▶ 対象文章
--
貧困・格差の実態と貧困対策の効果に関する研究

文献情報

文献番号
201201013A
報告書区分
総括
研究課題名
貧困・格差の実態と貧困対策の効果に関する研究
課題番号
H22-政策-指定-032
研究年度
平成24(2012)年度
研究代表者(所属機関)
阿部 彩(国立社会保障・人口問題研究所 社会保障応用分析研究部)
研究分担者(所属機関)
  • 西村周三(国立社会保障・人口問題研究所 所長)
  • 岩田正美(日本女子大学 人間社会学部)
  • 西村幸満(国立社会保障・人口問題研究所 社会保障応用分析研究部)
  • 竹沢純子(国立社会保障・人口問題研究所 企画部)
研究区分
厚生労働科学研究費補助金 行政政策研究分野 政策科学総合研究(政策科学推進研究)
研究開始年度
平成22(2010)年度
研究終了予定年度
平成24(2012)年度
研究費
8,000,000円
研究者交替、所属機関変更
-

研究報告書(概要版)

研究目的
本研究プロジェクトは、貧困と格差が社会に及ぼす諸コスト(経済的および社会的)についての理解を深め、日本における貧困の実態を把握した上で、最低生活費の算定手法を検討し、試算を行う。具体的には、以下の4つのサブ・プロジェクトを行う:①格差が及ぼす社会への影響の研究、②格差と貧困の経済コストの研究、③最低生活水準の算定手法の開発と試算、④貧困統計データベースの構築。これらを行うことにより、貧困や格差の影響についての理解の浸透、貧困などに対処する政策・プログラムの効果を計量的に把握、最低生活に関する国民意識を解明、政策立案の基礎資料の構築、貧困や格差の基礎統計を整備と統計の解釈について国民的理解を深める、などの効果が期待される。
研究方法
本年度は、平成22, 23年度から引き続き行っているMIS(Minimum Income Standard)法を用いた最低限の基礎的生活費(以下、最低生活費)の推計では、これまで行ってきた個人の最低生活費から、世帯の最低生活費を構築する作業を行った。具体的には、①二親世帯(父、母、子1)と母子世帯(母+子1)の最低生活費を推計し、それを、②グループ・インタビュー(二親世帯の親グループ、母子世帯の親グループ)にて提示し、議論を踏まえた上で、最終的な最低生活費を算出した。また、単身勤労世代(男性、女性)、単身高齢者(男女混合)のグループ・インタビューを行い、平成22、23年度に行った推計をアップデートした。
次に、「社会的必需品調査」(H23年度実施)の分析を行い、これを英国の社会的必需品調査と重回帰分析の手法を用いて比較した。
最後に、貧困統計に関する様々なデータを集積した貧困統計データベースを構築し、独自のホームページを立ち上げて公開した。貧困統計データベースには、本プロジェクトの成果物のみならず、これまでの貧困研究の蓄積による各種のデータを掲載する。また、その一環として、国際機関や他の先進諸国における貧困指標の開発と近年の動向について、現地調査を含めたレビューを行い、これを報告書の別冊としてまとめ、厚生労働省政策統括官室(社会保障担当)に提出した。
結果と考察
1 MIS手法にのっとって二親世帯および母子世帯の最低生活費(「最低必要な基礎的な生活」)は、以下と推計された:
二親世帯 473,309円(月額)(内 食費109,407円 家賃115,000円)
--
▶ 作業指示
対象文章のうち、「次に、「社会的必需品調査」(H23年度実」から始まり「(社会保障担当)に提出した。」で終わる部分を一字一句変えずに書き写してください。

▶ データセット
--
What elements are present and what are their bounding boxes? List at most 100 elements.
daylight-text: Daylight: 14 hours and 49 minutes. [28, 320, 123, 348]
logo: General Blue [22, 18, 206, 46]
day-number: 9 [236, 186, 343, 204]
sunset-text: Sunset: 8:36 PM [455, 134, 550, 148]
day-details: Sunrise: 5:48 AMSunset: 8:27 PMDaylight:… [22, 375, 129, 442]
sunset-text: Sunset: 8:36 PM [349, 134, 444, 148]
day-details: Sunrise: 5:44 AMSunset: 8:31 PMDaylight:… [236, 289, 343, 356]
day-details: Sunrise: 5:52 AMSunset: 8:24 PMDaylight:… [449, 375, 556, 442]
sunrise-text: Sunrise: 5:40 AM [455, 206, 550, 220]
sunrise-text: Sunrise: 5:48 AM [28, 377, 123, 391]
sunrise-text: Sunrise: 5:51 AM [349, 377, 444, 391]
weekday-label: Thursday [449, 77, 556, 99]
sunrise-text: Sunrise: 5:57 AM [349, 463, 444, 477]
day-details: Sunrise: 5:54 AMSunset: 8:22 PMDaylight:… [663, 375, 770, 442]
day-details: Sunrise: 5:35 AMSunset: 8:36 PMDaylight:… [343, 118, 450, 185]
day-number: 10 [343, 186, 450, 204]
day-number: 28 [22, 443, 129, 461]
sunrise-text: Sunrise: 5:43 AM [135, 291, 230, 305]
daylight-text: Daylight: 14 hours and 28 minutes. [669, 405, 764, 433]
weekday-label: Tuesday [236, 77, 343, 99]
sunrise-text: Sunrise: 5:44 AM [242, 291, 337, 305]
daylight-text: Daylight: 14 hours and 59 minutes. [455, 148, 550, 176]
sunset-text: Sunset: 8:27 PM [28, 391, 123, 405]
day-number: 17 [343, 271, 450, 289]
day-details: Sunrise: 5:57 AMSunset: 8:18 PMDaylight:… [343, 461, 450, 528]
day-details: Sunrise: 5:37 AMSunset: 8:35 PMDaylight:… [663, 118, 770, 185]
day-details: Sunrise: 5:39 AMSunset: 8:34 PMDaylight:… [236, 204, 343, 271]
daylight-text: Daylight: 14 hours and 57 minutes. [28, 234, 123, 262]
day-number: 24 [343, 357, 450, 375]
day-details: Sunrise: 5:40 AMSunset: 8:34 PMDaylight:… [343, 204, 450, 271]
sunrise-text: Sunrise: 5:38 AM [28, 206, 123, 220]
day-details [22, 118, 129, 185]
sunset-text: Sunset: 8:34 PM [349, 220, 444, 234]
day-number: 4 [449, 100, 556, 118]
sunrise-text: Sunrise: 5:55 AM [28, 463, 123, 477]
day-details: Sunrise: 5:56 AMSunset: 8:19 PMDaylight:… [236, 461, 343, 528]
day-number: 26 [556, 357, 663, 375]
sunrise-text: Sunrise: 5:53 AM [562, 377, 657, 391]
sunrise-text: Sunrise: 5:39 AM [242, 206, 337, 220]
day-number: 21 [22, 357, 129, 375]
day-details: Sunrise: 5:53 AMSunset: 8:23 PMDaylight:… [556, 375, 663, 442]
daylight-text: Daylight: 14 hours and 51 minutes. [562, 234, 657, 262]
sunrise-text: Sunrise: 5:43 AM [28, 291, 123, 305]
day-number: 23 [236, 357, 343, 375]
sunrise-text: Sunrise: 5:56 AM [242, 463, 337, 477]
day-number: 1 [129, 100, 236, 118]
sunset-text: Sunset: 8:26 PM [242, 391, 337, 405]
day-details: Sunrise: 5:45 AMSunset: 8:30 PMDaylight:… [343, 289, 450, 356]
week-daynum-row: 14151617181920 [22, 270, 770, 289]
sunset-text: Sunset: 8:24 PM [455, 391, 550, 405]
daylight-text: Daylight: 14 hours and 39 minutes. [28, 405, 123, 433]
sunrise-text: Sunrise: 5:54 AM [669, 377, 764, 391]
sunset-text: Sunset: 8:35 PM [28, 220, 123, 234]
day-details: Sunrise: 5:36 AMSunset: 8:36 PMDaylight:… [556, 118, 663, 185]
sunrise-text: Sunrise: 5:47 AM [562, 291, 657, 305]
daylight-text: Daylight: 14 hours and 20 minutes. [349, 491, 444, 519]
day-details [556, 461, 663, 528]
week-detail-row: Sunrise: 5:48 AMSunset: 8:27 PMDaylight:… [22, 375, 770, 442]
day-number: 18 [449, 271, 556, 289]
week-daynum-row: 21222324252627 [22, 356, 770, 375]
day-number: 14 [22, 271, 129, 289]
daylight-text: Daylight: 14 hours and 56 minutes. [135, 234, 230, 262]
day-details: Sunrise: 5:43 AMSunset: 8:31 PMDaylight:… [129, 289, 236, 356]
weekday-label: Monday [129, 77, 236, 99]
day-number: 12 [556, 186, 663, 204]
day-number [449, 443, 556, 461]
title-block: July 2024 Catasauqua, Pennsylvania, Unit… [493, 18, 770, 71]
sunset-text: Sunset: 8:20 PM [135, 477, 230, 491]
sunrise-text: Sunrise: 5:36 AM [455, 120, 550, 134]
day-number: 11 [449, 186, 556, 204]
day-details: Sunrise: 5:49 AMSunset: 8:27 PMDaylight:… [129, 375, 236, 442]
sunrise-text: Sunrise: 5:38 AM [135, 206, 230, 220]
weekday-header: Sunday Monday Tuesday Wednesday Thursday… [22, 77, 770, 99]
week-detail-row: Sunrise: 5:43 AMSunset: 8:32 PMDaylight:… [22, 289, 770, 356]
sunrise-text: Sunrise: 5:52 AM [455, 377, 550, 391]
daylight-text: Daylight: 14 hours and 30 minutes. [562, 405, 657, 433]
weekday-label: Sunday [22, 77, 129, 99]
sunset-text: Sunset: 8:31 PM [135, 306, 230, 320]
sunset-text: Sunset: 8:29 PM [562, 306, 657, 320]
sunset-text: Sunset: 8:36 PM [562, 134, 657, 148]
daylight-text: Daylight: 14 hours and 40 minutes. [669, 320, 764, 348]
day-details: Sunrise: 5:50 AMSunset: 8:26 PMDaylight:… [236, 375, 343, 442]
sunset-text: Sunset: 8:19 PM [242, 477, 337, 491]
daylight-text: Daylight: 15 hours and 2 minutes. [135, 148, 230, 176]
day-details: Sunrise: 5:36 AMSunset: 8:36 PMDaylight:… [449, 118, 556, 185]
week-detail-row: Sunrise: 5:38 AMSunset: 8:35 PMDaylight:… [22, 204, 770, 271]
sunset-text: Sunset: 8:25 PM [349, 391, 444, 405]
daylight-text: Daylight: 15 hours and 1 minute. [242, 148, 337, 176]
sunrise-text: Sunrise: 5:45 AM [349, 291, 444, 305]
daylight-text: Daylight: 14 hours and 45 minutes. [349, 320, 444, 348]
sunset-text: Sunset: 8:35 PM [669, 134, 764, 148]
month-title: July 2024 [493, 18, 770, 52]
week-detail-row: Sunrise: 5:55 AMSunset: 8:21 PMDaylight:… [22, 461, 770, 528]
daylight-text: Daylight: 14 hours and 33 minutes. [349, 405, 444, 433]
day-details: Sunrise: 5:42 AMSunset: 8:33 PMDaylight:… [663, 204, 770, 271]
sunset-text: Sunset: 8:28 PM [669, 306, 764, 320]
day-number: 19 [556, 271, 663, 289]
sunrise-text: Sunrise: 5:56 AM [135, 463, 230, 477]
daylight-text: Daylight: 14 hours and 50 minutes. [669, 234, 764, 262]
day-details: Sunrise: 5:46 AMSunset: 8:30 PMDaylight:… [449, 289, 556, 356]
--
▶ 回答文
次に、「社会的必需品調査」(H23年度実施)の分析を行い、これを英国の社会的必需品調査と重回帰分析の手法を用いて比較した。
最後に、貧困統計に関する様々なデータを集積した貧困統計データベースを構築し、独自のホームページを立ち上げて公開した。貧困統計データベースには、本プロジェクトの成果物のみならず、これまでの貧困研究の蓄積による各種のデータを掲載する。また、その一環として、国際機関や他の先進諸国における貧困指標の開発と近年の動向について、現地調査を含めたレビューを行い、これを報告書の別冊としてまとめ、厚生労働省政策統括官室(社会保障担当)に提出した。